Source records

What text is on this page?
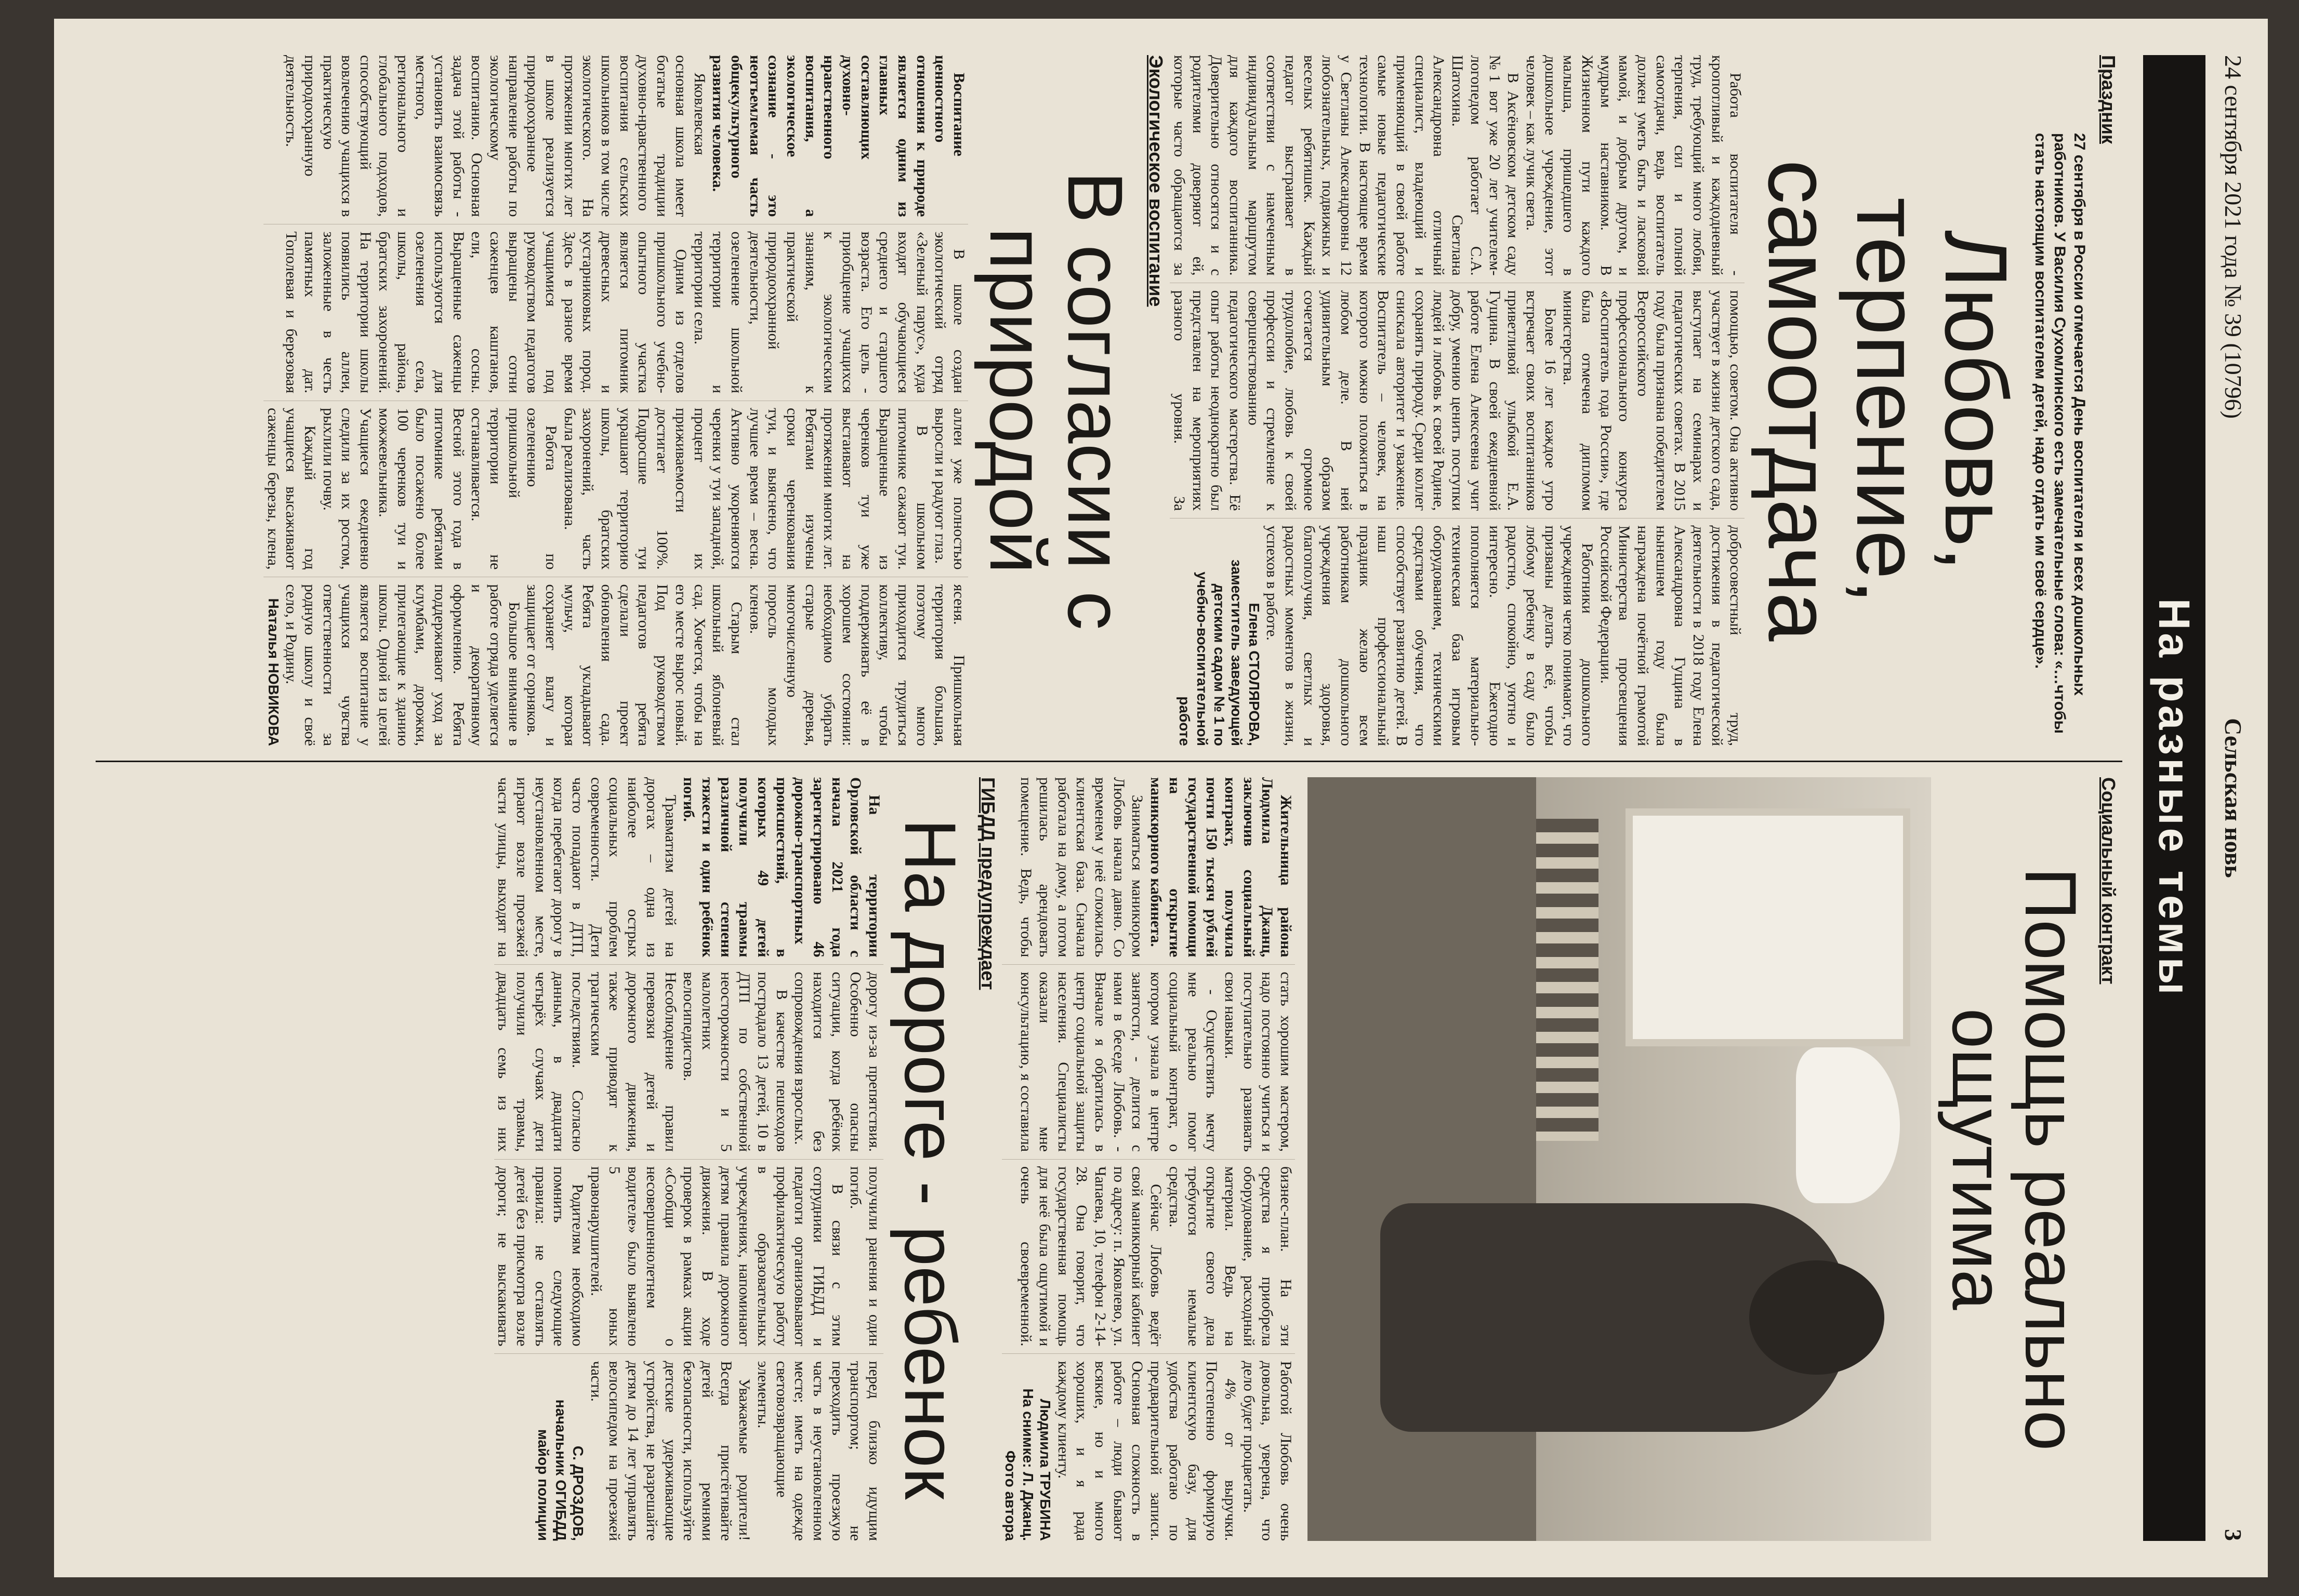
24 сентября 2021 года № 39 (10796)
Сельская новь
3
На разные темы
Праздник
27 сентября в России отмечается День воспитателя и всех дошкольных работников. У Василия Сухомлинского есть замечательные слова: «…чтобы стать настоящим воспитателем детей, надо отдать им своё сердце».
Любовь, терпение, самоотдача

Работа воспитателя - кропотливый и каждодневный труд, требующий много любви, терпения, сил и полной самоотдачи, ведь воспитатель должен уметь быть и ласковой мамой, и добрым другом, и мудрым наставником. В Жизненном пути каждого малыша, пришедшего в дошкольное учреждение, этот человек – как лучик света.

В Аксёновском детском саду №1 вот уже 20 лет учителем-логопедом работает С.А. Шатохина. Светлана Александровна отличный специалист, владеющий и применяющий в своей работе самые новые педагогические технологии. В настоящее время у Светланы Александровны 12 любознательных, подвижных и веселых ребятишек. Каждый педагог выстраивает в соответствии с намеченным индивидуальным маршрутом для каждого воспитанника. Доверительно относятся и с родителями доверяют ей, которые часто обращаются за помощью, советом. Она активно участвует в жизни детского сада, выступает на семинарах и педагогических советах. В 2015 году была признана победителем Всероссийского профессионального конкурса «Воспитатель года России», где была отмечена дипломом министерства.

Более 16 лет каждое утро встречает своих воспитанников приветливой улыбкой Е.А. Гущина. В своей ежедневной работе Елена Алексеевна учит добру, умению ценить поступки людей и любовь к своей Родине, сохранять природу. Среди коллег снискала авторитет и уважение. Воспитатель – человек, на которого можно положиться в любом деле. В ней удивительным образом сочетается огромное трудолюбие, любовь к своей профессии и стремление к совершенствованию педагогического мастерства. Её опыт работы неоднократно был представлен на мероприятиях разного уровня. За добросовестный труд, достижения в педагогической деятельности в 2018 году Елена Александровна Гущина в нынешнем году была награждена почётной грамотой Министерства просвещения Российской Федерации.

Работники дошкольного учреждения четко понимают, что призваны делать всё, чтобы любому ребенку в саду было радостно, спокойно, уютно и интересно. Ежегодно пополняется материально-техническая база игровым оборудованием, техническими средствами обучения, что способствует развитию детей. В наш профессиональный праздник желаю всем работникам дошкольного учреждения здоровья, благополучия, светлых и радостных моментов в жизни, успехов в работе.

Елена СТОЛЯРОВА,
заместитель заведующей детским садом № 1 по учебно-воспитательной работе
Экологическое воспитание
В согласии с природой

Воспитание ценностного отношения к природе является одним из главных составляющих духовно-нравственного воспитания, а экологическое сознание - это неотъемлемая часть общекультурного развития человека.

Яковлевская основная школа имеет богатые традиции духовно-нравственного воспитания сельских школьников в том числе экологического. На протяжении многих лет в школе реализуется природоохранное направление работы по экологическому воспитанию. Основная задача этой работы - установить взаимосвязь местного, регионального и глобального подходов, способствующий вовлечению учащихся в практическую природоохранную деятельность.

В школе создан экологический отряд «Зеленый парус», куда входят обучающиеся среднего и старшего возраста. Его цель - приобщение учащихся к экологическим знаниям, к практической природоохранной деятельности, озеленение школьной территории и территории села.

Одним из отделов пришкольного учебно-опытного участка является питомник древесных и кустарниковых пород. Здесь в разное время учащимися под руководством педагогов выращены сотни саженцев каштанов, ели, сосны. Выращенные саженцы используются для озеленения села, школы, района, братских захоронений. На территории школы появились аллеи, заложенные в честь памятных дат. Тополевая и березовая аллеи уже полностью выросли и радуют глаз.

В школьном питомнике сажают туи. Выращенные из черенков туи уже выстаивают на протяжении многих лет. Ребятами изучены сроки черенкования туи, и выяснено, что лучшее время – весна. Активно укореняются черенки у туи западной, процент их приживаемости достигает 100%. Подросшие туи украшают территорию школы, братских захоронений, часть была реализована.

Работа по озеленению пришкольной территории не останавливается. Весной этого года в питомнике ребятами было посажено более 100 черенков туи и можжевельника. Учащиеся ежедневно следили за их ростом, рыхлили почву.

Каждый год учащиеся высаживают саженцы березы, клена, ясеня. Пришкольная территория большая, поэтому много приходится трудиться коллективу, чтобы поддерживать её в хорошем состоянии: необходимо убирать старые деревья, многочисленную поросль молодых кленов.

Старым стал школьный яблоневый сад. Хочется, чтобы на его месте вырос новый. Под руководством педагогов ребята сделали проект обновления сада. Ребята укладывают мульчу, которая сохраняет влагу и защищает от сорняков.

Большое внимание в работе отряда уделяется и декоративному оформлению. Ребята поддерживают уход за клумбами, дорожки, прилегающие к зданию школы. Одной из целей является воспитание у учащихся чувства ответственности за родную школу и своё село, и Родину.

Наталья НОВИКОВА
Социальный контракт
Помощь реально ощутима

Жительница района Людмила Джанц, заключив социальный контракт, получила почти 150 тысяч рублей государственной помощи на открытие маникюрного кабинета.

Заниматься маникюром Любовь начала давно. Со временем у неё сложилась клиентская база. Сначала работала на дому, а потом решилась арендовать помещение. Ведь, чтобы стать хорошим мастером, надо постоянно учиться и поступательно развивать свои навыки.

- Осуществить мечту мне реально помог социальный контракт, о котором узнала в центре занятости, - делится с нами в беседе Любовь. - Вначале я обратилась в центр социальной защиты населения. Специалисты оказали мне консультацию, я составила бизнес-план. На эти средства я приобрела оборудование, расходный материал. Ведь на открытие своего дела требуются немалые средства.

Сейчас Любовь ведёт свой маникюрный кабинет по адресу: п. Яковлево, ул. Чапаева, 10, телефон 2-14-28. Она говорит, что государственная помощь для неё была ощутимой и очень своевременной. Работой Любовь очень довольна, уверена, что дело будет процветать.

4% от выручки. Постепенно формирую клиентскую базу, для удобства работаю по предварительной записи. Основная сложность в работе – люди бывают всякие, но и много хороших, и я рада каждому клиенту.

Людмила ТРУБИНА
На снимке: Л. Джанц. Фото автора
ГИБДД предупреждает
На дороге - ребенок

На территории Орловской области с начала 2021 года зарегистрировано 46 дорожно-транспортных происшествий, в которых 49 детей получили травмы различной степени тяжести и один ребёнок погиб.

Травматизм детей на дорогах – одна из наиболее острых социальных проблем современности. Дети часто попадают в ДТП, когда перебегают дорогу в неустановленном месте, играют возле проезжей части улицы, выходят на дорогу из-за препятствия. Особенно опасны ситуации, когда ребёнок находится без сопровождения взрослых.

В качестве пешеходов пострадало 13 детей, 10 в ДТП по собственной неосторожности и 5 малолетних велосипедистов. Несоблюдение правил перевозки детей и дорожного движения, также приводят к трагическим последствиям. Согласно данным, в двадцати четырёх случаях дети получили травмы, двадцать семь из них получили ранения и один погиб.

В связи с этим сотрудники ГИБДД и педагоги организовывают профилактическую работу в образовательных учреждениях, напоминают детям правила дорожного движения. В ходе проверок в рамках акции «Сообщи о несовершеннолетнем водителе» было выявлено 5 юных правонарушителей.

Родителям необходимо помнить следующие правила: не оставлять детей без присмотра возле дороги; не выскакивать перед близко идущим транспортом; не переходить проезжую часть в неустановленном месте; иметь на одежде световозвращающие элементы.

Уважаемые родители! Всегда пристёгивайте детей ремнями безопасности, используйте детские удерживающие устройства, не разрешайте детям до 14 лет управлять велосипедом на проезжей части.

С. ДРОЗДОВ,
начальник ОГИБДД майор полиции
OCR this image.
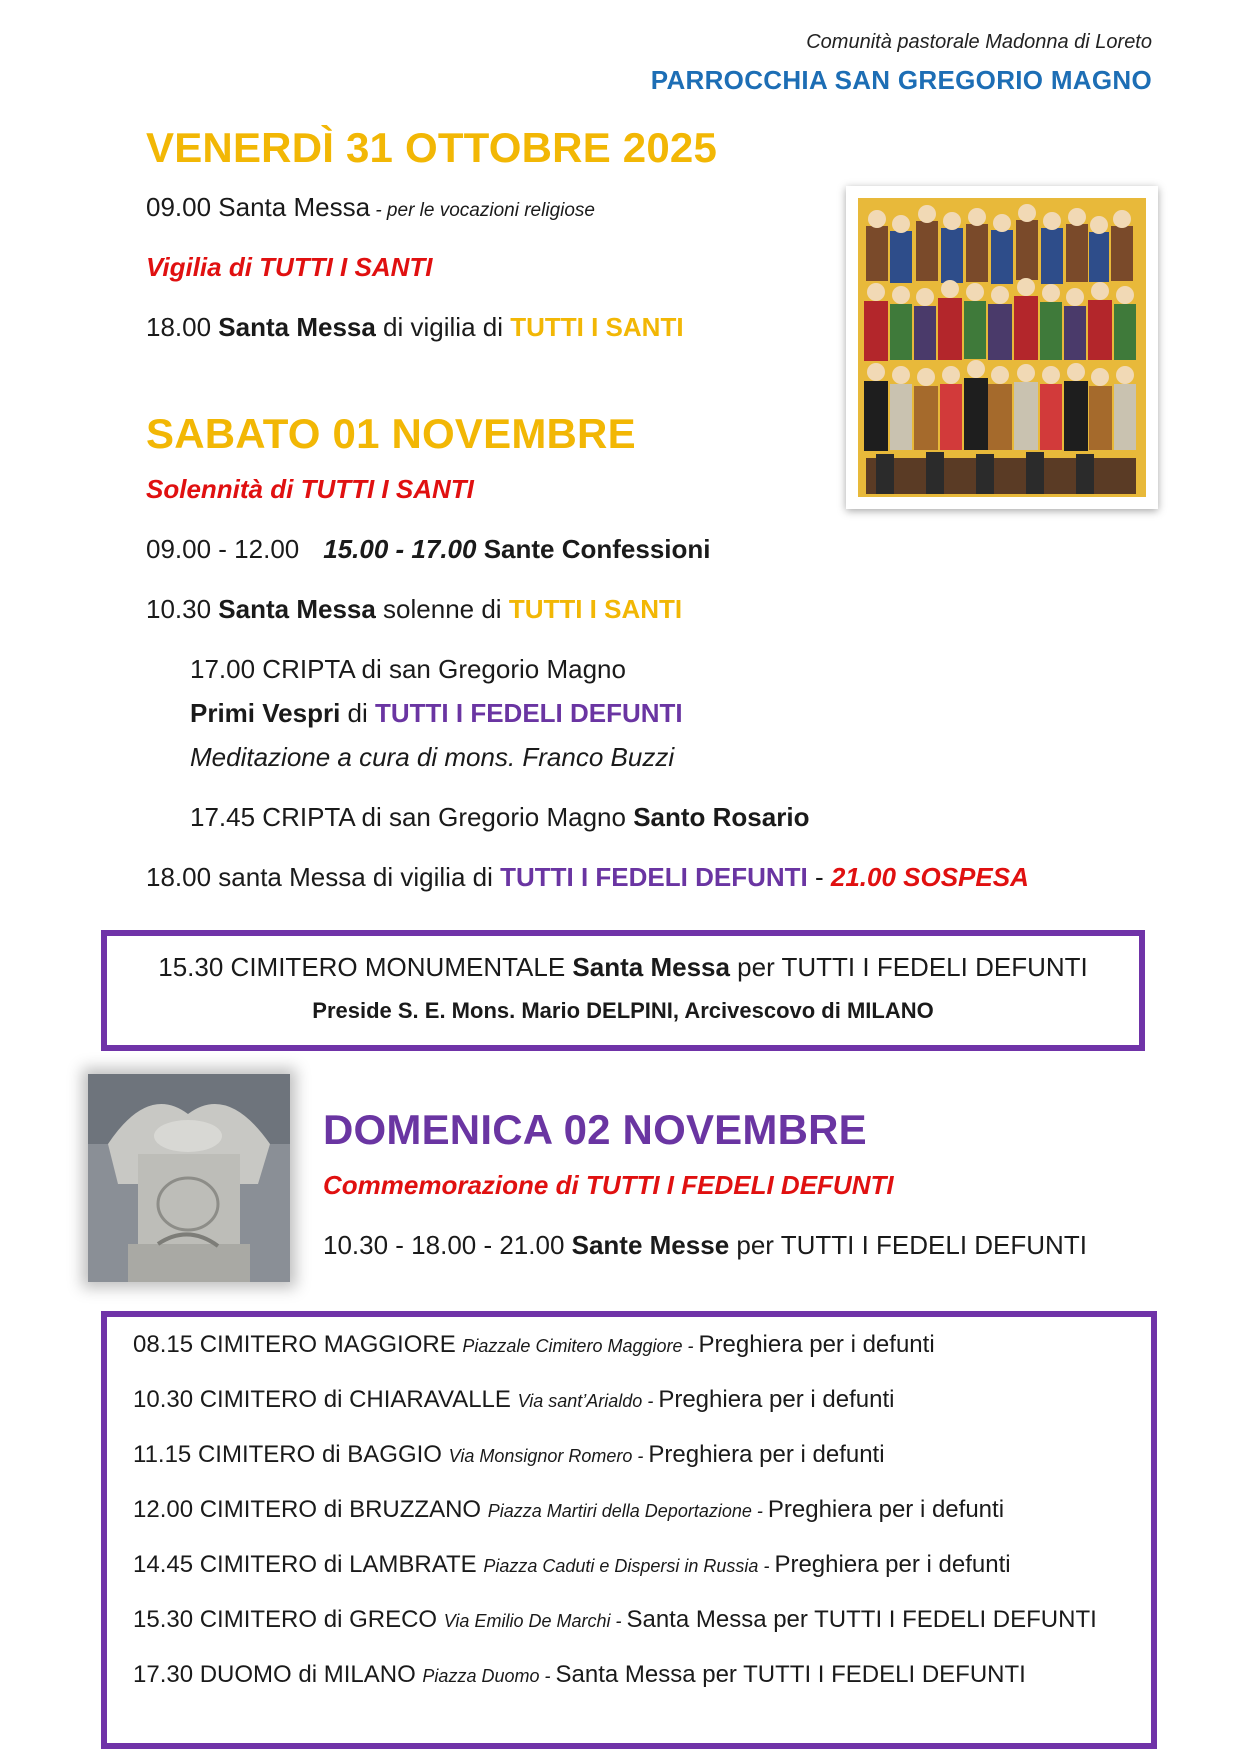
Comunità pastorale Madonna di Loreto
PARROCCHIA SAN GREGORIO MAGNO
VENERDÌ 31 OTTOBRE 2025
09.00 Santa Messa - per le vocazioni religiose
Vigilia di TUTTI I SANTI
18.00 Santa Messa di vigilia di TUTTI I SANTI
SABATO 01 NOVEMBRE
Solennità di TUTTI I SANTI
09.00 - 12.00 15.00 - 17.00 Sante Confessioni
10.30 Santa Messa solenne di TUTTI I SANTI
17.00 CRIPTA di san Gregorio Magno
Primi Vespri di TUTTI I FEDELI DEFUNTI
Meditazione a cura di mons. Franco Buzzi
17.45 CRIPTA di san Gregorio Magno Santo Rosario
18.00 santa Messa di vigilia di TUTTI I FEDELI DEFUNTI - 21.00 SOSPESA
15.30 CIMITERO MONUMENTALE Santa Messa per TUTTI I FEDELI DEFUNTI
Preside S. E. Mons. Mario DELPINI, Arcivescovo di MILANO
DOMENICA 02 NOVEMBRE
Commemorazione di TUTTI I FEDELI DEFUNTI
10.30 - 18.00 - 21.00 Sante Messe per TUTTI I FEDELI DEFUNTI
08.15 CIMITERO MAGGIORE Piazzale Cimitero Maggiore - Preghiera per i defunti
10.30 CIMITERO di CHIARAVALLE Via sant’Arialdo - Preghiera per i defunti
11.15 CIMITERO di BAGGIO Via Monsignor Romero - Preghiera per i defunti
12.00 CIMITERO di BRUZZANO Piazza Martiri della Deportazione - Preghiera per i defunti
14.45 CIMITERO di LAMBRATE Piazza Caduti e Dispersi in Russia - Preghiera per i defunti
15.30 CIMITERO di GRECO Via Emilio De Marchi - Santa Messa per TUTTI I FEDELI DEFUNTI
17.30 DUOMO di MILANO Piazza Duomo - Santa Messa per TUTTI I FEDELI DEFUNTI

## Short problem:
Report how many lines in the records above contain the word "травмы", giving only the number.

## The result:
2